DATA FOR ANALYSIS:
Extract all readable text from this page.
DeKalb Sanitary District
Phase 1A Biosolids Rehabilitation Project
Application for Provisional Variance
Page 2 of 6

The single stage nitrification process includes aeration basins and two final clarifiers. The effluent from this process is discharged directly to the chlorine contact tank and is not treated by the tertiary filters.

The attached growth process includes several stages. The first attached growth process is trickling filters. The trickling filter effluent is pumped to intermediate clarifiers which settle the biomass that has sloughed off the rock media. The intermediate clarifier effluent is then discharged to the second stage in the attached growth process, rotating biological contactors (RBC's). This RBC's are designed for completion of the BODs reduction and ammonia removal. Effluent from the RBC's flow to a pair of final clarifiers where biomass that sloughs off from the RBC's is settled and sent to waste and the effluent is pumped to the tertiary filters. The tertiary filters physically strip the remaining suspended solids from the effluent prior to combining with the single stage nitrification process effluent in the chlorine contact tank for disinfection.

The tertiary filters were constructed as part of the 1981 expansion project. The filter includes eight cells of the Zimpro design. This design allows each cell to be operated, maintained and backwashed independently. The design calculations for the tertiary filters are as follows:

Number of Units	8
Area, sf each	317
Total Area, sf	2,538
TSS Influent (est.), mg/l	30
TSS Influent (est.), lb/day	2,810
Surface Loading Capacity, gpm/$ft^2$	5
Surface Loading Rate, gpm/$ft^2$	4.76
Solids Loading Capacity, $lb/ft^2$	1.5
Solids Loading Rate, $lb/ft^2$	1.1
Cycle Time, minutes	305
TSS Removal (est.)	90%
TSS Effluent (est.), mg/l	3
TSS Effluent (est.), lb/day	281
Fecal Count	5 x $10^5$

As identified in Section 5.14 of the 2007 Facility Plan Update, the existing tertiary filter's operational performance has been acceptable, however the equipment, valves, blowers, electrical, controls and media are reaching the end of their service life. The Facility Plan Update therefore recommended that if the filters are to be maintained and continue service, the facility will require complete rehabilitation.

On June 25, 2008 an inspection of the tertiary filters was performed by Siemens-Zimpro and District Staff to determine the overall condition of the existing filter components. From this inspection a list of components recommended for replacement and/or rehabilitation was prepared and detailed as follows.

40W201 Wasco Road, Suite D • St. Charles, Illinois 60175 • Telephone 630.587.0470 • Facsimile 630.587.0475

EXERCISE OBJECTIVE: Copy out each record above exactly, leaving nothing out.

SOLUTION TO THE EXERCISE:
Extract all readable text from this page.
DeKalb Sanitary District
Phase 1A Biosolids Rehabilitation Project
Application for Provisional Variance
Page 2 of 6

The single stage nitrification process includes aeration basins and two final clarifiers. The effluent from this process is discharged directly to the chlorine contact tank and is not treated by the tertiary filters.

The attached growth process includes several stages. The first attached growth process is trickling filters. The trickling filter effluent is pumped to intermediate clarifiers which settle the biomass that has sloughed off the rock media. The intermediate clarifier effluent is then discharged to the second stage in the attached growth process, rotating biological contactors (RBC's). This RBC's are designed for completion of the BODs reduction and ammonia removal. Effluent from the RBC's flow to a pair of final clarifiers where biomass that sloughs off from the RBC's is settled and sent to waste and the effluent is pumped to the tertiary filters. The tertiary filters physically strip the remaining suspended solids from the effluent prior to combining with the single stage nitrification process effluent in the chlorine contact tank for disinfection.

The tertiary filters were constructed as part of the 1981 expansion project. The filter includes eight cells of the Zimpro design. This design allows each cell to be operated, maintained and backwashed independently. The design calculations for the tertiary filters are as follows:

Number of Units	8
Area, sf each	317
Total Area, sf	2,538
TSS Influent (est.), mg/l	30
TSS Influent (est.), lb/day	2,810
Surface Loading Capacity, gpm/$ft^2$	5
Surface Loading Rate, gpm/$ft^2$	4.76
Solids Loading Capacity, $lb/ft^2$	1.5
Solids Loading Rate, $lb/ft^2$	1.1
Cycle Time, minutes	305
TSS Removal (est.)	90%
TSS Effluent (est.), mg/l	3
TSS Effluent (est.), lb/day	281
Fecal Count	5 x $10^5$

As identified in Section 5.14 of the 2007 Facility Plan Update, the existing tertiary filter's operational performance has been acceptable, however the equipment, valves, blowers, electrical, controls and media are reaching the end of their service life. The Facility Plan Update therefore recommended that if the filters are to be maintained and continue service, the facility will require complete rehabilitation.

On June 25, 2008 an inspection of the tertiary filters was performed by Siemens-Zimpro and District Staff to determine the overall condition of the existing filter components. From this inspection a list of components recommended for replacement and/or rehabilitation was prepared and detailed as follows.

40W201 Wasco Road, Suite D • St. Charles, Illinois 60175 • Telephone 630.587.0470 • Facsimile 630.587.0475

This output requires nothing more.